选录文本:
════════════════

PARSUC：一种基于并行子采样的遥感大数据聚类方法。

PARSUC: A Parallel Subsampling-Based Method for Clustering Remote Sensing Big Data.

作者信息

Xia Huiyu, Huang Wei, Li Ning, Zhou Jianzhong, Zhang Dongying

机构信息

Yangtze River Waterway Bureau, Nanjing 210011, China.

School of Hydropower and Information Engineering, Huazhong University of Science and Technology, Wuhan 430074, China.

出版信息

Sensors (Basel). 2019 Aug 5;19(15):3438. doi: 10.3390/s19153438.

════════════════

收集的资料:
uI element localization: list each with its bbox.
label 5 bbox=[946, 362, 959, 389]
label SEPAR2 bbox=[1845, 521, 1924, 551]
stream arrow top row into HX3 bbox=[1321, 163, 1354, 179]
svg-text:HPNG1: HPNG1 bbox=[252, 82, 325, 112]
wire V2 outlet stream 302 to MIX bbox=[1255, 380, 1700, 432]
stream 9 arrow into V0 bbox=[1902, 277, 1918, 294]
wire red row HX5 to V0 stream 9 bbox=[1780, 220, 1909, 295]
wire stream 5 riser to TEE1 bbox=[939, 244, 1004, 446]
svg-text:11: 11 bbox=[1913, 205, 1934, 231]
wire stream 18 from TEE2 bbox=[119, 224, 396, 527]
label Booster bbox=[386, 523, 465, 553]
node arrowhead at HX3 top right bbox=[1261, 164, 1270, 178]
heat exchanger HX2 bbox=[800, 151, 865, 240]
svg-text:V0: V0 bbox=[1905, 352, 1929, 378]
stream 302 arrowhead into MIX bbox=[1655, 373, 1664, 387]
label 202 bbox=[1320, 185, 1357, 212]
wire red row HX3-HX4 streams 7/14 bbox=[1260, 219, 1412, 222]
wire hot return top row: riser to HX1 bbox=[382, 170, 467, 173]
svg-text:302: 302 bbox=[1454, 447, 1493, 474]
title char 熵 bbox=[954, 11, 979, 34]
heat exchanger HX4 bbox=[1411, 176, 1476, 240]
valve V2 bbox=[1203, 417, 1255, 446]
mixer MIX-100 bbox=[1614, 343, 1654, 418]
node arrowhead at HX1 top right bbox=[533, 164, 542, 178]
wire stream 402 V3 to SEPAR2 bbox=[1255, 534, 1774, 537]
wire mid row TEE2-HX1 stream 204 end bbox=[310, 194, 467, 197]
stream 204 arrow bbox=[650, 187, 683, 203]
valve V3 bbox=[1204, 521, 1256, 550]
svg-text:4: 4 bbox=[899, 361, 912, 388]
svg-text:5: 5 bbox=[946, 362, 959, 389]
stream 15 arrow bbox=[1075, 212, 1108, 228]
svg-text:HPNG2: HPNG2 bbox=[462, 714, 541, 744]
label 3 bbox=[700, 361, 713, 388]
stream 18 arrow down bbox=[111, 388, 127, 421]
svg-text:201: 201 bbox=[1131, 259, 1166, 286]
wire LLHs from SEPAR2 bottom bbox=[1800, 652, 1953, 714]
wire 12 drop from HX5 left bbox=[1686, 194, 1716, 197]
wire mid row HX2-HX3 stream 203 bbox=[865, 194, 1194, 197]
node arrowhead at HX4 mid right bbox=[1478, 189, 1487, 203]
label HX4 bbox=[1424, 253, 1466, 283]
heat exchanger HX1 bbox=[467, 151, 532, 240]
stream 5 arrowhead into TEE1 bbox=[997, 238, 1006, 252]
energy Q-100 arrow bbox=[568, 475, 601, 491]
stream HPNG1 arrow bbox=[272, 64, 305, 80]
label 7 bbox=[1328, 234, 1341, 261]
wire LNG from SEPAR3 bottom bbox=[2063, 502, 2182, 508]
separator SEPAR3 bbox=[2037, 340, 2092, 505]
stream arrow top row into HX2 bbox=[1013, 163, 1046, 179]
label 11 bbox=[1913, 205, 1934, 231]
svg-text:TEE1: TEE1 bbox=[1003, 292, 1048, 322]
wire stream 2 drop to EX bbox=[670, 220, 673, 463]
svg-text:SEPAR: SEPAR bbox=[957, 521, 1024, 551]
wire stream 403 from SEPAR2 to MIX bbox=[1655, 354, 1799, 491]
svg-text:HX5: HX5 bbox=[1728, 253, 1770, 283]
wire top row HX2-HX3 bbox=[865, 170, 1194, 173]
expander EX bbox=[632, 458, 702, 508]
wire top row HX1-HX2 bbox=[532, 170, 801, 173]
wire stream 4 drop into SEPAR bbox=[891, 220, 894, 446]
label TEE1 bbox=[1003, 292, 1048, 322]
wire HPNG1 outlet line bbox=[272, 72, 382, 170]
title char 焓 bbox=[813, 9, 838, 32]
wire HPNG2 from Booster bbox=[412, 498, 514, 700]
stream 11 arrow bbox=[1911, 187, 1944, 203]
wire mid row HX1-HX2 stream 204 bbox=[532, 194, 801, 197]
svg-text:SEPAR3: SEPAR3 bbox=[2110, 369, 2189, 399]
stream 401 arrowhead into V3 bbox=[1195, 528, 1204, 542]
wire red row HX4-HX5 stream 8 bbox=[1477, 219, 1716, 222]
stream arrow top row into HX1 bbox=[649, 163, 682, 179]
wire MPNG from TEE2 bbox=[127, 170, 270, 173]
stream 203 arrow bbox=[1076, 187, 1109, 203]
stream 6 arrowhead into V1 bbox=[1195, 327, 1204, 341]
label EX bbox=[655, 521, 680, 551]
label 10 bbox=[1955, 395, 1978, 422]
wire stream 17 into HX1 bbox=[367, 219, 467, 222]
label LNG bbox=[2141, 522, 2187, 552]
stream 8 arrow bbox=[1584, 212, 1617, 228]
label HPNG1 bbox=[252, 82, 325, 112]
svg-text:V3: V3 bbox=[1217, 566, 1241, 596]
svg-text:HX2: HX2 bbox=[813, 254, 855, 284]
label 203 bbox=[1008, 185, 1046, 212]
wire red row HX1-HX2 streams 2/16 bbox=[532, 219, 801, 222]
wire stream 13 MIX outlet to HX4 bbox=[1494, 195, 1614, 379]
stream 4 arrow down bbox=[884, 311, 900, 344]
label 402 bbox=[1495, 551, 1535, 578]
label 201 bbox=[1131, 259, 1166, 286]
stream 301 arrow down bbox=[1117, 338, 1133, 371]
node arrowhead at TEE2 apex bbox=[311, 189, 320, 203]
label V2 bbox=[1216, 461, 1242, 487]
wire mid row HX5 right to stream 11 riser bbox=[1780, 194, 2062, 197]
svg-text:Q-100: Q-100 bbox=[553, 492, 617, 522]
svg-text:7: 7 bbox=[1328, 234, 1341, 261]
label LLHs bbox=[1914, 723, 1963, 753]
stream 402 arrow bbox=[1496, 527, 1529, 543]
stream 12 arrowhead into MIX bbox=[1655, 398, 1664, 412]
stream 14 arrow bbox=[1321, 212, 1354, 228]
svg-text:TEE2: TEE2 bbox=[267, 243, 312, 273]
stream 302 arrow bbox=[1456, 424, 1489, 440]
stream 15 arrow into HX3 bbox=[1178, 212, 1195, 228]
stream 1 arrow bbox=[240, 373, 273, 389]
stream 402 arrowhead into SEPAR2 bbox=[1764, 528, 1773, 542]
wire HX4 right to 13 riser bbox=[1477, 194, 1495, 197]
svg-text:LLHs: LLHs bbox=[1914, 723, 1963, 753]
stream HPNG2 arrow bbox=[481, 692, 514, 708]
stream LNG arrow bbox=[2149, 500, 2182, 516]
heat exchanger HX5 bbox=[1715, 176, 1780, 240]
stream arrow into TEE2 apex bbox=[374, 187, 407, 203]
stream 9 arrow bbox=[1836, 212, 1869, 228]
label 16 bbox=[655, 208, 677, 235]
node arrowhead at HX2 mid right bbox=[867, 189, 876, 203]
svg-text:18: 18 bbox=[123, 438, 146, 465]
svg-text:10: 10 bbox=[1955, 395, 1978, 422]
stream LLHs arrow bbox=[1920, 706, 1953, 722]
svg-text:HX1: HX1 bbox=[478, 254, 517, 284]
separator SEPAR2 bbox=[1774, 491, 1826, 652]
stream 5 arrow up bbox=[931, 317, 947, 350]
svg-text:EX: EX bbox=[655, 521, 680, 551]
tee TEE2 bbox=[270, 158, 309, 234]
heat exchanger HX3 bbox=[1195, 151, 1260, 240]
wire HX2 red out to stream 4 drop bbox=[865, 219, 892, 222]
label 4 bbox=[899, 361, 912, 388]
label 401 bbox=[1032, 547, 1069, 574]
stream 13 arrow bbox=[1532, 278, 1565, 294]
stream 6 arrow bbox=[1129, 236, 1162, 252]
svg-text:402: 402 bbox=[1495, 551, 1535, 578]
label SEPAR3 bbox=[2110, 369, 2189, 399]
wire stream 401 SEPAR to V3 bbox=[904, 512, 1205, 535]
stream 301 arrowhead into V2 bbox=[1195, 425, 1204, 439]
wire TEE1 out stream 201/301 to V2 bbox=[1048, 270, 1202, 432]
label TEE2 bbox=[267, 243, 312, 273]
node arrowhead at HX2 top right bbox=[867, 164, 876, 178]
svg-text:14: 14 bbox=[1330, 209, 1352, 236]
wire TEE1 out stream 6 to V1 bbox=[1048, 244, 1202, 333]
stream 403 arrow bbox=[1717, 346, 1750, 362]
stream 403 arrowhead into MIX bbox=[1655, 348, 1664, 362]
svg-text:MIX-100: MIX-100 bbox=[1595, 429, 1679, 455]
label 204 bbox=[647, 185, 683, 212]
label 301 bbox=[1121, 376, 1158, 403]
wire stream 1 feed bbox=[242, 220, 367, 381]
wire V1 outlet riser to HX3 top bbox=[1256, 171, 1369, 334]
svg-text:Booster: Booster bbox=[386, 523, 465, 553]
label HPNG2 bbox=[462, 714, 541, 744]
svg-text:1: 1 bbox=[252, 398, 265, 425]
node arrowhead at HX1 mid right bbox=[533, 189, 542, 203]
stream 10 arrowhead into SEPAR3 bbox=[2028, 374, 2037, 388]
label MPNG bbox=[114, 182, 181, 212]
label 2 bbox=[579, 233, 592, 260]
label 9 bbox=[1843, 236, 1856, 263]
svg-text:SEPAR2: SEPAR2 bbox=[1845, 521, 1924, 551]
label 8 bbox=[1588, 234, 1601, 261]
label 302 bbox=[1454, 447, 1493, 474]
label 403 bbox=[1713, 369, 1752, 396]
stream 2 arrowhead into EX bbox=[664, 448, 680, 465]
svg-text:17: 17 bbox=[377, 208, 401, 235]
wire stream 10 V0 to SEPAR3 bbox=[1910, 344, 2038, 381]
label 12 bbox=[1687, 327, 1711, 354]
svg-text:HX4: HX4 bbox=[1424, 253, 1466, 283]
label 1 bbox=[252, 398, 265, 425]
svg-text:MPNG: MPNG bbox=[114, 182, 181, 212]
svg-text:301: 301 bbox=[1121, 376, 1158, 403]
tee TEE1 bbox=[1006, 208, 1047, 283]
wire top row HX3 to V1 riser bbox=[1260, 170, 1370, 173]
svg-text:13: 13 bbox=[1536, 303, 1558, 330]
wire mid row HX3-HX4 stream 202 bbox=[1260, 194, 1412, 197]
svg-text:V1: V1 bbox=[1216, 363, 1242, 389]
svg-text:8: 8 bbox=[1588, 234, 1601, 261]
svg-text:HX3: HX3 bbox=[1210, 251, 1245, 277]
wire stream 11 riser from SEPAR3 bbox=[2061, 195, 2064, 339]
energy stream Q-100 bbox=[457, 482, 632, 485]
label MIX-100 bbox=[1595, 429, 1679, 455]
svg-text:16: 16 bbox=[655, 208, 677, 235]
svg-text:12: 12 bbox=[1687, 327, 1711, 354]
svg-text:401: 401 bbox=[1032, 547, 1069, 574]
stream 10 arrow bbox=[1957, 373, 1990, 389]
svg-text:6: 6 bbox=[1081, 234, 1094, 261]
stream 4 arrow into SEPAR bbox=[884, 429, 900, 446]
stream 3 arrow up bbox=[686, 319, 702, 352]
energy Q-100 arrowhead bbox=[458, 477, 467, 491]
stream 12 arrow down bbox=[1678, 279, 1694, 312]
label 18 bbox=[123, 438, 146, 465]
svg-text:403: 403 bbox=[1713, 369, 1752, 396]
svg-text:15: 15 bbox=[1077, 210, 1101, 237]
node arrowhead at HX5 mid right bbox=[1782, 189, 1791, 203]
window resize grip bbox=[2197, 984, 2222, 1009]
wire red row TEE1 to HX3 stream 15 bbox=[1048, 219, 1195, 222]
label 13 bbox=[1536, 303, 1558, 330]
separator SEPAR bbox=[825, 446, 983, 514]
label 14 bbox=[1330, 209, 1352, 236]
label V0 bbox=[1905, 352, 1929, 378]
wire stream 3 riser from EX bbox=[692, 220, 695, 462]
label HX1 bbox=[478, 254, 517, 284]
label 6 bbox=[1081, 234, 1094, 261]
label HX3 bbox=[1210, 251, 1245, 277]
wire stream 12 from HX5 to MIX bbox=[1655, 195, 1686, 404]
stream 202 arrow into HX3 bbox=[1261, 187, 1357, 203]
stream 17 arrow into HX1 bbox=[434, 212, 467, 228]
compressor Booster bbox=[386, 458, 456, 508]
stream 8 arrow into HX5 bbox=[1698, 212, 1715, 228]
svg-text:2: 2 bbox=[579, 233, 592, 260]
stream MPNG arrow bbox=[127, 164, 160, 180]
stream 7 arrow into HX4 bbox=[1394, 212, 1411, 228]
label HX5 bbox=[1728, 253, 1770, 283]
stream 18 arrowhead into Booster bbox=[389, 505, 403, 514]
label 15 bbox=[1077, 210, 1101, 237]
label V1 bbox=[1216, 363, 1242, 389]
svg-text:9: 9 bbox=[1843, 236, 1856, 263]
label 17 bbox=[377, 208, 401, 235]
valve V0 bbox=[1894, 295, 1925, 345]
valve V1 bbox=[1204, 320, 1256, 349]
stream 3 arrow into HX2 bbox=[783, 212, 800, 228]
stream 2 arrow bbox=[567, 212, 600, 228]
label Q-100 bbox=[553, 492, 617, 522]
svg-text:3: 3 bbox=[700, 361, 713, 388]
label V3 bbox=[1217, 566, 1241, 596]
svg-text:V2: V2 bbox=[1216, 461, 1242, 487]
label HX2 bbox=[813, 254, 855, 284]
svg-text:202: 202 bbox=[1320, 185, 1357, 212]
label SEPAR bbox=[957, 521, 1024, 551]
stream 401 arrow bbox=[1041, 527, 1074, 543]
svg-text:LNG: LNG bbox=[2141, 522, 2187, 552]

════════════════

任务说明:
请照录关于PARSUC聚类方法的文本中“PARSUC：一种基于并行子采样的遥感大数据聚类方法。”与“Nanjing 210011, China.”之间的内容，首尾两处均包括在内。 上述资料取自另一来源。

参考答案:
PARSUC：一种基于并行子采样的遥感大数据聚类方法。

PARSUC: A Parallel Subsampling-Based Method for Clustering Remote Sensing Big Data.

作者信息

Xia Huiyu, Huang Wei, Li Ning, Zhou Jianzhong, Zhang Dongying

机构信息

Yangtze River Waterway Bureau, Nanjing 210011, China.